Set task: Transcribe all the entries word for word, but omit the images.

....

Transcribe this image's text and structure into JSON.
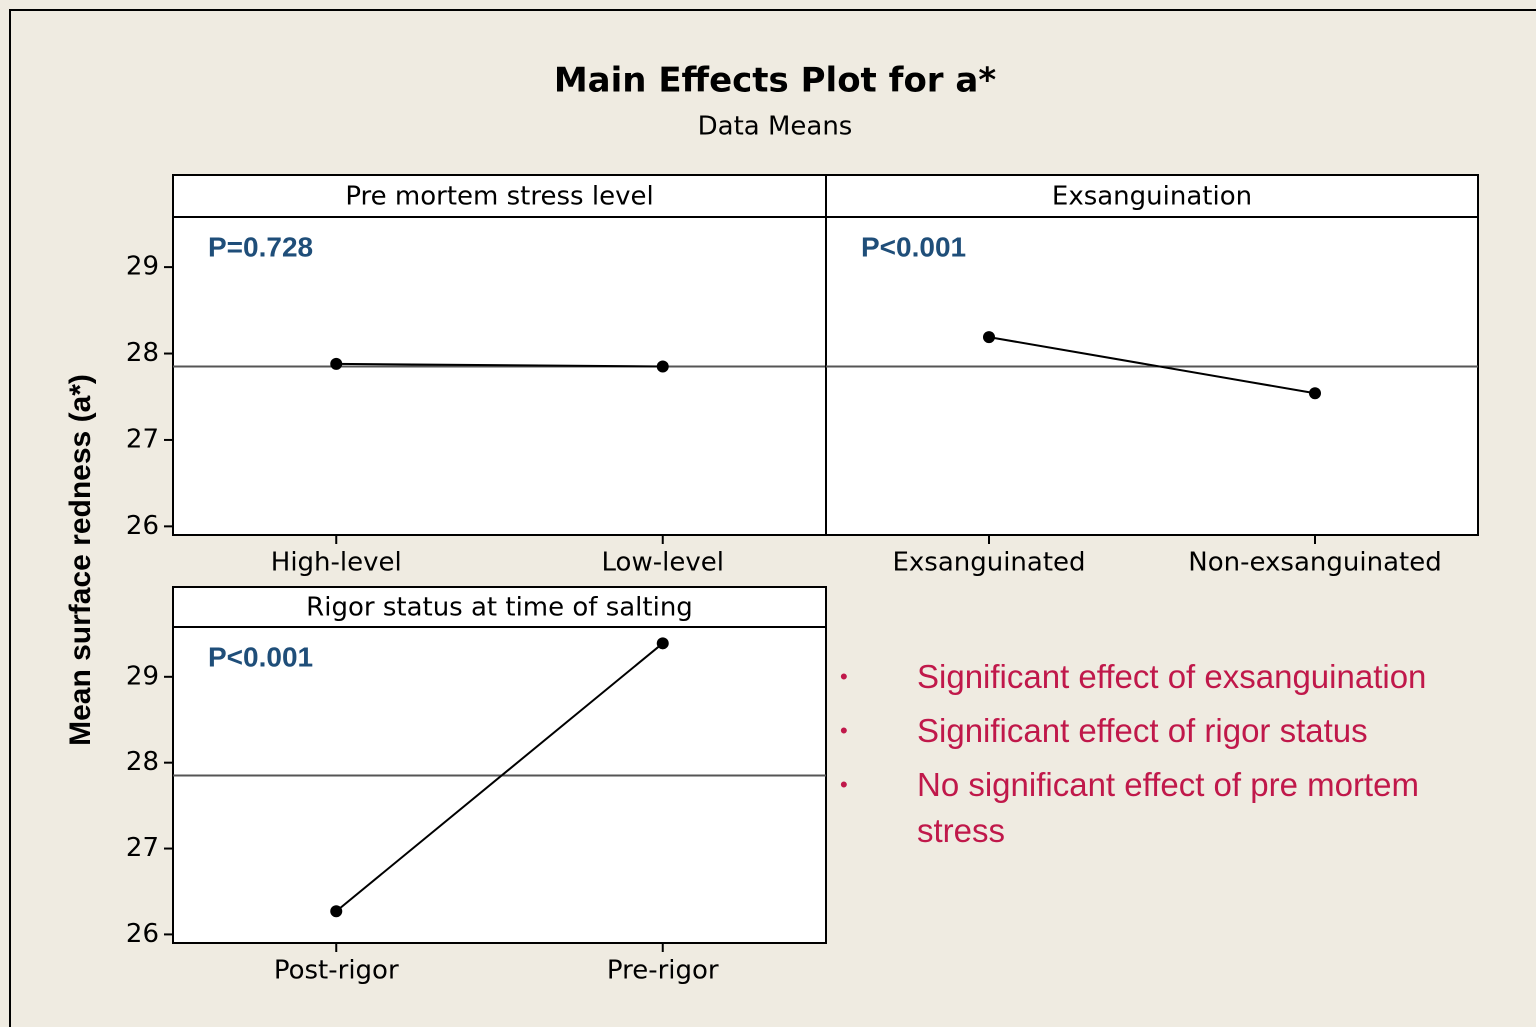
{
  "header": {
    "title": "Main Effects Plot for a*",
    "subtitle": "Data Means",
    "y_label": "Mean surface redness (a*)"
  },
  "notes": [
    "Significant effect of exsanguination",
    "Significant effect of rigor status",
    "No significant effect of pre mortem stress"
  ],
  "chart_data": [
    {
      "type": "line",
      "title": "Pre mortem stress level",
      "annotation": "P=0.728",
      "categories": [
        "High-level",
        "Low-level"
      ],
      "values": [
        27.88,
        27.85
      ],
      "color": "#000000",
      "reference_line": 27.85,
      "ylim": [
        25.9,
        29.58
      ],
      "yticks": [
        26,
        27,
        28,
        29
      ]
    },
    {
      "type": "line",
      "title": "Exsanguination",
      "annotation": "P<0.001",
      "categories": [
        "Exsanguinated",
        "Non-exsanguinated"
      ],
      "values": [
        28.19,
        27.54
      ],
      "color": "#000000",
      "reference_line": 27.85,
      "ylim": [
        25.9,
        29.58
      ]
    },
    {
      "type": "line",
      "title": "Rigor status at time of salting",
      "annotation": "P<0.001",
      "categories": [
        "Post-rigor",
        "Pre-rigor"
      ],
      "values": [
        26.27,
        29.39
      ],
      "color": "#000000",
      "reference_line": 27.85,
      "ylim": [
        25.9,
        29.58
      ],
      "yticks": [
        26,
        27,
        28,
        29
      ]
    }
  ]
}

....

Solution for this problem:
Transcribe this image's text and structure into JSON.
{
  "header": {
    "title": "Main Effects Plot for a*",
    "subtitle": "Data Means",
    "y_label": "Mean surface redness (a*)"
  },
  "notes": [
    "Significant effect of exsanguination",
    "Significant effect of rigor status",
    "No significant effect of pre mortem stress"
  ],
  "chart_data": [
    {
      "type": "line",
      "title": "Pre mortem stress level",
      "annotation": "P=0.728",
      "categories": [
        "High-level",
        "Low-level"
      ],
      "values": [
        27.88,
        27.85
      ],
      "color": "#000000",
      "reference_line": 27.85,
      "ylim": [
        25.9,
        29.58
      ],
      "yticks": [
        26,
        27,
        28,
        29
      ]
    },
    {
      "type": "line",
      "title": "Exsanguination",
      "annotation": "P<0.001",
      "categories": [
        "Exsanguinated",
        "Non-exsanguinated"
      ],
      "values": [
        28.19,
        27.54
      ],
      "color": "#000000",
      "reference_line": 27.85,
      "ylim": [
        25.9,
        29.58
      ]
    },
    {
      "type": "line",
      "title": "Rigor status at time of salting",
      "annotation": "P<0.001",
      "categories": [
        "Post-rigor",
        "Pre-rigor"
      ],
      "values": [
        26.27,
        29.39
      ],
      "color": "#000000",
      "reference_line": 27.85,
      "ylim": [
        25.9,
        29.58
      ],
      "yticks": [
        26,
        27,
        28,
        29
      ]
    }
  ]
}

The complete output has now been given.